### Entries:
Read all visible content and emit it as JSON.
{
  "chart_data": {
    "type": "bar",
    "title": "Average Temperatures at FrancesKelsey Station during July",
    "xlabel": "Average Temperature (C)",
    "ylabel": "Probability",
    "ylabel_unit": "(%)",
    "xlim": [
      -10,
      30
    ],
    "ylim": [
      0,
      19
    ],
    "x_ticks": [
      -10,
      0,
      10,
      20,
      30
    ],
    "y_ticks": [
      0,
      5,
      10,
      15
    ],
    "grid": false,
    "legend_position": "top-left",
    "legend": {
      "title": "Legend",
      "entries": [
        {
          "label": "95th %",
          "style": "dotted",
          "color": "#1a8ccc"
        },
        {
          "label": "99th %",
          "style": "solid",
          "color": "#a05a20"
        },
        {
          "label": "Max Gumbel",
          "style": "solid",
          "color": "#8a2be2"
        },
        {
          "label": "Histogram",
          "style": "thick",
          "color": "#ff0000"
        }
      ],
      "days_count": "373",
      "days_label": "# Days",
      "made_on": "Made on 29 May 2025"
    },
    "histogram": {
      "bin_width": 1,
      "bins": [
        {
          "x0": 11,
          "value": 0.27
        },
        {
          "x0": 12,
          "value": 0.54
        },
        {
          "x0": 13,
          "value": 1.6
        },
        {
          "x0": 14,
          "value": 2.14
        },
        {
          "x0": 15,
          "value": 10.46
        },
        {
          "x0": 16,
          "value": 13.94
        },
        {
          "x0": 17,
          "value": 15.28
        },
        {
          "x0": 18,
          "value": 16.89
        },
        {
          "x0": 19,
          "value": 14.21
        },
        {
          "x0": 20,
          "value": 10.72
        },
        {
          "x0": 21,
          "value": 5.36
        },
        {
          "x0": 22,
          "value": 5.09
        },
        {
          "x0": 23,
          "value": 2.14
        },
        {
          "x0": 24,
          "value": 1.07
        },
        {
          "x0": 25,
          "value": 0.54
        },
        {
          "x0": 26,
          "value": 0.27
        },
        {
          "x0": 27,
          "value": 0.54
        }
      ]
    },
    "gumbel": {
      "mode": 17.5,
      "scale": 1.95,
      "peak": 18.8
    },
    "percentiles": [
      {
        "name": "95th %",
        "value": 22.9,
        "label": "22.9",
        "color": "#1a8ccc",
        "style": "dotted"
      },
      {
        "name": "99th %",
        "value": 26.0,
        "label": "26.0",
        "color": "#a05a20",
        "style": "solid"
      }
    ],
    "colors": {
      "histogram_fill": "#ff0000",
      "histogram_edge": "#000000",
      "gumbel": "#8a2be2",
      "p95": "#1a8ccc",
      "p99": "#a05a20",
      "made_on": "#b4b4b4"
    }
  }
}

### Goal:
Give an exact repetition of all the material.

### Task output:
Read all visible content and emit it as JSON.
{
  "chart_data": {
    "type": "bar",
    "title": "Average Temperatures at FrancesKelsey Station during July",
    "xlabel": "Average Temperature (C)",
    "ylabel": "Probability",
    "ylabel_unit": "(%)",
    "xlim": [
      -10,
      30
    ],
    "ylim": [
      0,
      19
    ],
    "x_ticks": [
      -10,
      0,
      10,
      20,
      30
    ],
    "y_ticks": [
      0,
      5,
      10,
      15
    ],
    "grid": false,
    "legend_position": "top-left",
    "legend": {
      "title": "Legend",
      "entries": [
        {
          "label": "95th %",
          "style": "dotted",
          "color": "#1a8ccc"
        },
        {
          "label": "99th %",
          "style": "solid",
          "color": "#a05a20"
        },
        {
          "label": "Max Gumbel",
          "style": "solid",
          "color": "#8a2be2"
        },
        {
          "label": "Histogram",
          "style": "thick",
          "color": "#ff0000"
        }
      ],
      "days_count": "373",
      "days_label": "# Days",
      "made_on": "Made on 29 May 2025"
    },
    "histogram": {
      "bin_width": 1,
      "bins": [
        {
          "x0": 11,
          "value": 0.27
        },
        {
          "x0": 12,
          "value": 0.54
        },
        {
          "x0": 13,
          "value": 1.6
        },
        {
          "x0": 14,
          "value": 2.14
        },
        {
          "x0": 15,
          "value": 10.46
        },
        {
          "x0": 16,
          "value": 13.94
        },
        {
          "x0": 17,
          "value": 15.28
        },
        {
          "x0": 18,
          "value": 16.89
        },
        {
          "x0": 19,
          "value": 14.21
        },
        {
          "x0": 20,
          "value": 10.72
        },
        {
          "x0": 21,
          "value": 5.36
        },
        {
          "x0": 22,
          "value": 5.09
        },
        {
          "x0": 23,
          "value": 2.14
        },
        {
          "x0": 24,
          "value": 1.07
        },
        {
          "x0": 25,
          "value": 0.54
        },
        {
          "x0": 26,
          "value": 0.27
        },
        {
          "x0": 27,
          "value": 0.54
        }
      ]
    },
    "gumbel": {
      "mode": 17.5,
      "scale": 1.95,
      "peak": 18.8
    },
    "percentiles": [
      {
        "name": "95th %",
        "value": 22.9,
        "label": "22.9",
        "color": "#1a8ccc",
        "style": "dotted"
      },
      {
        "name": "99th %",
        "value": 26.0,
        "label": "26.0",
        "color": "#a05a20",
        "style": "solid"
      }
    ],
    "colors": {
      "histogram_fill": "#ff0000",
      "histogram_edge": "#000000",
      "gumbel": "#8a2be2",
      "p95": "#1a8ccc",
      "p99": "#a05a20",
      "made_on": "#b4b4b4"
    }
  }
}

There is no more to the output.